-- Begin RAW DATA --

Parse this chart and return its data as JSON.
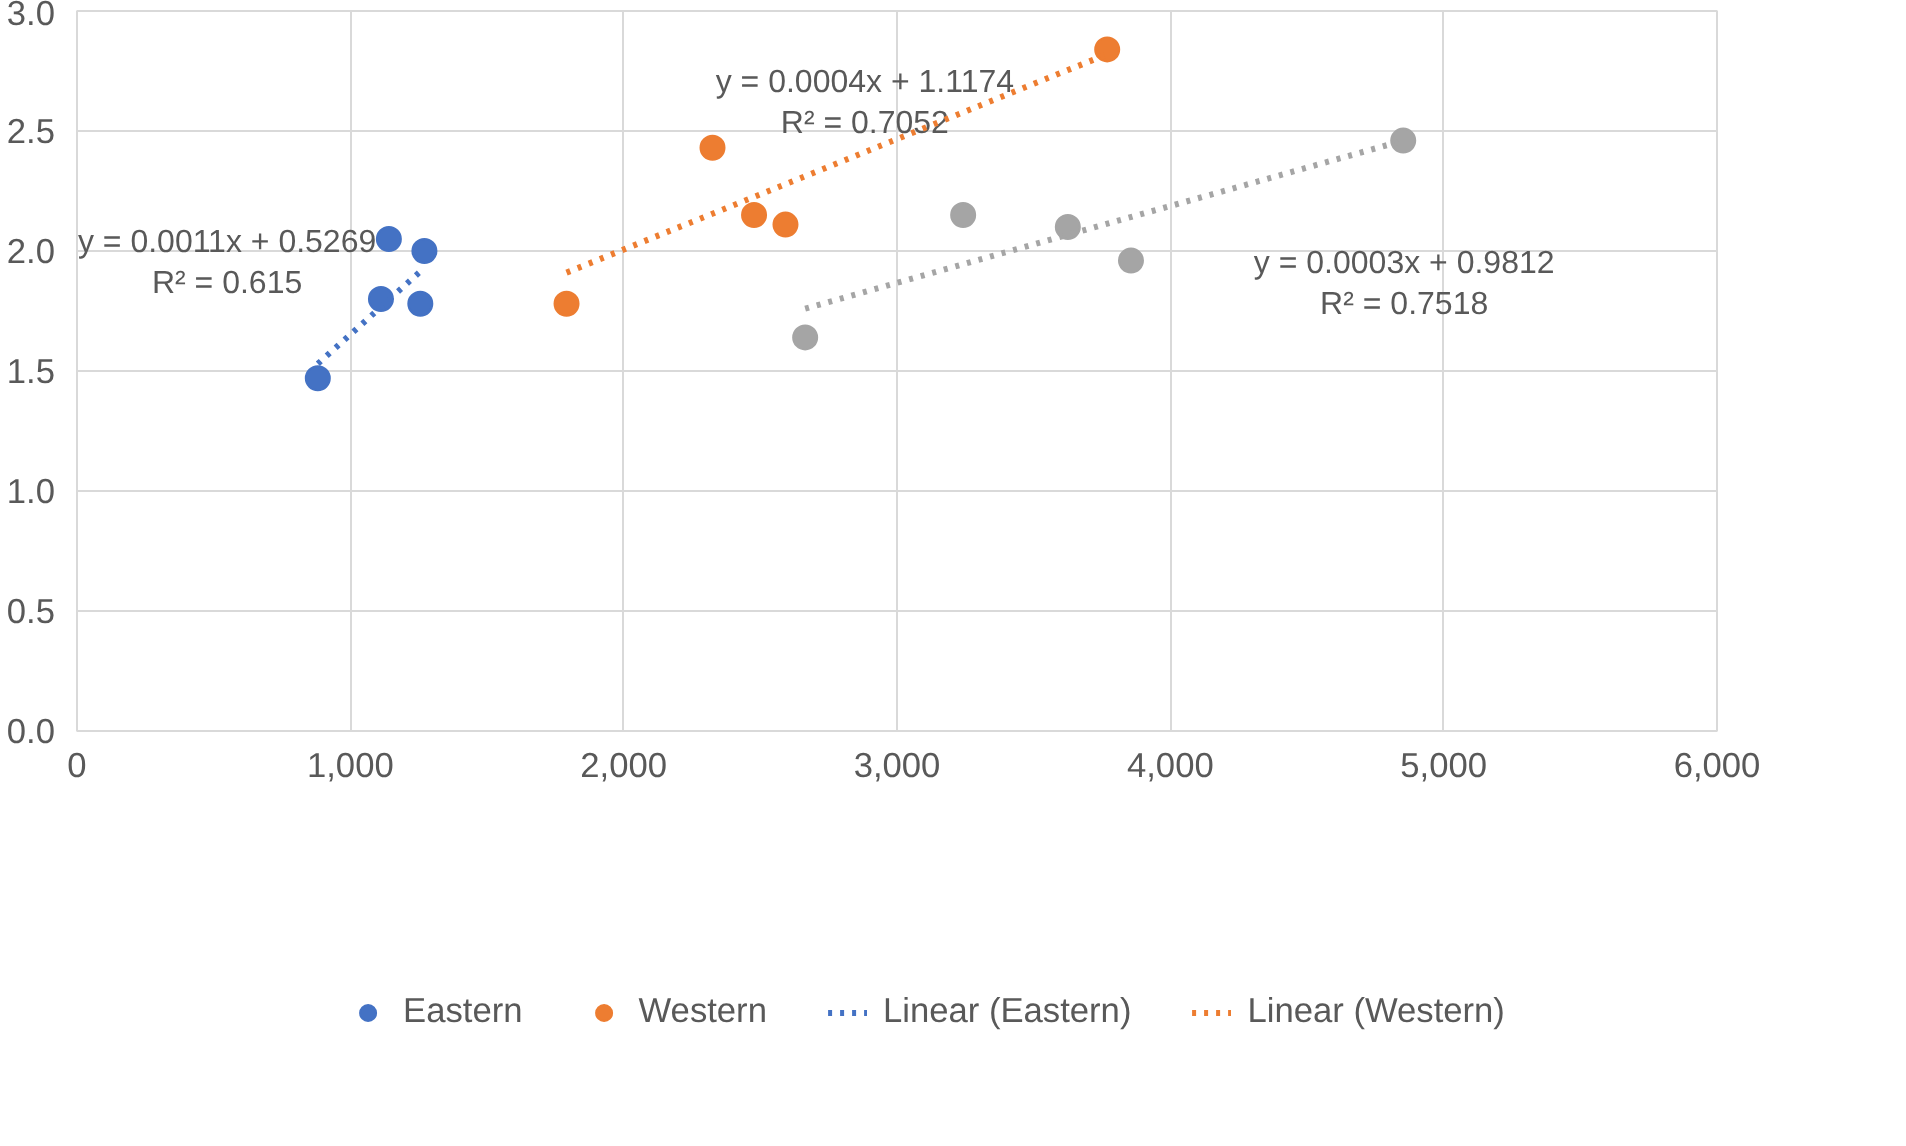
{
  "chart_data": {
    "type": "scatter",
    "xlim": [
      0,
      6000
    ],
    "ylim": [
      0,
      3
    ],
    "xticks": [
      0,
      {
        "value": 1000,
        "label": "1,000"
      },
      {
        "value": 2000,
        "label": "2,000"
      },
      {
        "value": 3000,
        "label": "3,000"
      },
      {
        "value": 4000,
        "label": "4,000"
      },
      {
        "value": 5000,
        "label": "5,000"
      },
      {
        "value": 6000,
        "label": "6,000"
      }
    ],
    "yticks": [
      {
        "value": 0,
        "label": "0.0"
      },
      {
        "value": 0.5,
        "label": "0.5"
      },
      {
        "value": 1,
        "label": "1.0"
      },
      {
        "value": 1.5,
        "label": "1.5"
      },
      {
        "value": 2,
        "label": "2.0"
      },
      {
        "value": 2.5,
        "label": "2.5"
      },
      {
        "value": 3,
        "label": "3.0"
      }
    ],
    "grid": true,
    "legend": "bottom",
    "marker": "circle",
    "series": [
      {
        "name": "Eastern",
        "color": "#4472c4",
        "x": [
          881,
          1141,
          1271,
          1112,
          1256
        ],
        "values": [
          1.47,
          2.05,
          2.0,
          1.8,
          1.78
        ]
      },
      {
        "name": "Western",
        "color": "#ed7d31",
        "x": [
          1791,
          2325,
          2477,
          2592,
          3769
        ],
        "values": [
          1.78,
          2.43,
          2.15,
          2.11,
          2.84
        ]
      },
      {
        "color": "#a5a5a5",
        "x": [
          2664,
          3242,
          3625,
          3856,
          4852
        ],
        "values": [
          1.64,
          2.15,
          2.1,
          1.96,
          2.46
        ]
      },
      {
        "name": "Linear (Eastern)",
        "type": "line",
        "line_style": "dotted",
        "marker": "none",
        "color": "#4472c4",
        "x": [
          881,
          1271
        ],
        "values": [
          1.53,
          1.93
        ]
      },
      {
        "name": "Linear (Western)",
        "type": "line",
        "line_style": "dotted",
        "marker": "none",
        "color": "#ed7d31",
        "x": [
          1791,
          3769
        ],
        "values": [
          1.91,
          2.82
        ]
      },
      {
        "type": "line",
        "line_style": "dotted",
        "marker": "none",
        "color": "#a5a5a5",
        "x": [
          2664,
          4852
        ],
        "values": [
          1.76,
          2.46
        ]
      }
    ],
    "annotations": [
      "y = 0.0011x + 0.5269\nR² = 0.615",
      "y = 0.0004x + 1.1174\nR² = 0.7052",
      "y = 0.0003x + 0.9812\nR² = 0.7518"
    ]
  }
}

-- End RAW DATA --

--- WHAT IS EXPECTED ---
Extract every line of the data exactly; pictures stay out.

--- EXERCISE OUTPUT ---
Parse this chart and return its data as JSON.
{
  "chart_data": {
    "type": "scatter",
    "xlim": [
      0,
      6000
    ],
    "ylim": [
      0,
      3
    ],
    "xticks": [
      0,
      {
        "value": 1000,
        "label": "1,000"
      },
      {
        "value": 2000,
        "label": "2,000"
      },
      {
        "value": 3000,
        "label": "3,000"
      },
      {
        "value": 4000,
        "label": "4,000"
      },
      {
        "value": 5000,
        "label": "5,000"
      },
      {
        "value": 6000,
        "label": "6,000"
      }
    ],
    "yticks": [
      {
        "value": 0,
        "label": "0.0"
      },
      {
        "value": 0.5,
        "label": "0.5"
      },
      {
        "value": 1,
        "label": "1.0"
      },
      {
        "value": 1.5,
        "label": "1.5"
      },
      {
        "value": 2,
        "label": "2.0"
      },
      {
        "value": 2.5,
        "label": "2.5"
      },
      {
        "value": 3,
        "label": "3.0"
      }
    ],
    "grid": true,
    "legend": "bottom",
    "marker": "circle",
    "series": [
      {
        "name": "Eastern",
        "color": "#4472c4",
        "x": [
          881,
          1141,
          1271,
          1112,
          1256
        ],
        "values": [
          1.47,
          2.05,
          2.0,
          1.8,
          1.78
        ]
      },
      {
        "name": "Western",
        "color": "#ed7d31",
        "x": [
          1791,
          2325,
          2477,
          2592,
          3769
        ],
        "values": [
          1.78,
          2.43,
          2.15,
          2.11,
          2.84
        ]
      },
      {
        "color": "#a5a5a5",
        "x": [
          2664,
          3242,
          3625,
          3856,
          4852
        ],
        "values": [
          1.64,
          2.15,
          2.1,
          1.96,
          2.46
        ]
      },
      {
        "name": "Linear (Eastern)",
        "type": "line",
        "line_style": "dotted",
        "marker": "none",
        "color": "#4472c4",
        "x": [
          881,
          1271
        ],
        "values": [
          1.53,
          1.93
        ]
      },
      {
        "name": "Linear (Western)",
        "type": "line",
        "line_style": "dotted",
        "marker": "none",
        "color": "#ed7d31",
        "x": [
          1791,
          3769
        ],
        "values": [
          1.91,
          2.82
        ]
      },
      {
        "type": "line",
        "line_style": "dotted",
        "marker": "none",
        "color": "#a5a5a5",
        "x": [
          2664,
          4852
        ],
        "values": [
          1.76,
          2.46
        ]
      }
    ],
    "annotations": [
      "y = 0.0011x + 0.5269\nR² = 0.615",
      "y = 0.0004x + 1.1174\nR² = 0.7052",
      "y = 0.0003x + 0.9812\nR² = 0.7518"
    ]
  }
}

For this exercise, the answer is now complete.